**REQUEST:**
Repeat, word for word, the part of the listing that opens with the line containing "staticText: Audio bbox=[49, 548, 78, 561]" and closes with the line containing "staticText: Recent files", including both of those lines.
--- START INFORMATION SUPPLIED ---
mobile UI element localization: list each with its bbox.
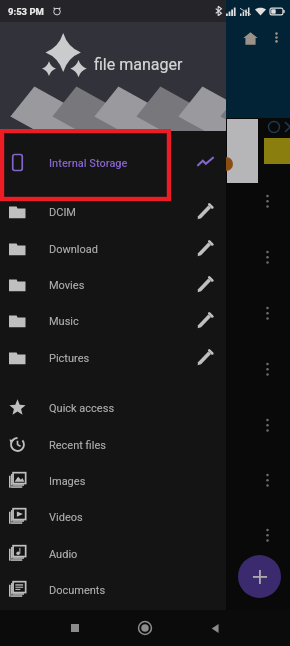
staticText: Audio bbox=[49, 548, 78, 561]
button[interactable]: Audio bbox=[0, 535, 226, 571]
button[interactable]: Recents bbox=[60, 613, 90, 643]
button[interactable]: More options bbox=[259, 526, 276, 546]
button[interactable]: Quick access bbox=[0, 389, 226, 425]
staticText: Recent files bbox=[49, 439, 106, 452]
staticText: Videos bbox=[49, 511, 83, 524]
button[interactable]: Rename bbox=[190, 196, 220, 226]
button[interactable]: Music bbox=[0, 302, 226, 338]
button[interactable]: More options bbox=[259, 471, 276, 491]
button[interactable]: Download bbox=[0, 230, 226, 266]
button[interactable]: Videos bbox=[0, 498, 226, 534]
staticText: Documents bbox=[49, 584, 106, 597]
button[interactable]: Movies bbox=[0, 266, 226, 302]
staticText: Music bbox=[49, 315, 79, 328]
staticText: 9:53 PM bbox=[8, 6, 44, 17]
staticText: Internal Storage bbox=[49, 157, 128, 170]
button[interactable]: Rename bbox=[190, 233, 220, 263]
staticText: Download bbox=[49, 243, 98, 256]
button[interactable]: Rename bbox=[190, 342, 220, 372]
staticText: Pictures bbox=[49, 352, 90, 365]
button[interactable]: Documents bbox=[0, 571, 226, 607]
button[interactable]: DCIM bbox=[0, 193, 226, 229]
staticText: Quick access bbox=[49, 402, 115, 415]
button[interactable]: Back bbox=[200, 613, 230, 643]
button[interactable]: More options bbox=[259, 416, 276, 436]
button[interactable]: More options bbox=[259, 304, 276, 324]
button[interactable]: More options bbox=[263, 24, 289, 50]
button[interactable]: Home bbox=[236, 24, 264, 52]
button[interactable]: Rename bbox=[190, 269, 220, 299]
staticText: Images bbox=[49, 475, 86, 488]
button[interactable]: More options bbox=[259, 192, 276, 212]
button[interactable]: More options bbox=[259, 248, 276, 268]
button[interactable]: Rename bbox=[190, 305, 220, 335]
staticText: Movies bbox=[49, 279, 85, 292]
button[interactable]: Images bbox=[0, 462, 226, 498]
button[interactable]: Pictures bbox=[0, 339, 226, 375]
button[interactable]: Add bbox=[238, 555, 281, 598]
button[interactable]: Internal Storage bbox=[0, 144, 226, 180]
button[interactable]: Recent files bbox=[0, 426, 226, 462]
staticText: file manager bbox=[94, 55, 183, 74]
button[interactable]: Home bbox=[130, 613, 160, 643]
staticText: DCIM bbox=[49, 206, 76, 219]
button[interactable]: More options bbox=[259, 360, 276, 380]
button[interactable]: Storage info bbox=[190, 147, 220, 177]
--- END INFORMATION SUPPLIED ---
**IN RESPONSE:**
staticText: Audio bbox=[49, 548, 78, 561]
button[interactable]: Audio bbox=[0, 535, 226, 571]
button[interactable]: Recents bbox=[60, 613, 90, 643]
button[interactable]: More options bbox=[259, 526, 276, 546]
button[interactable]: Quick access bbox=[0, 389, 226, 425]
staticText: Recent files bbox=[49, 439, 106, 452]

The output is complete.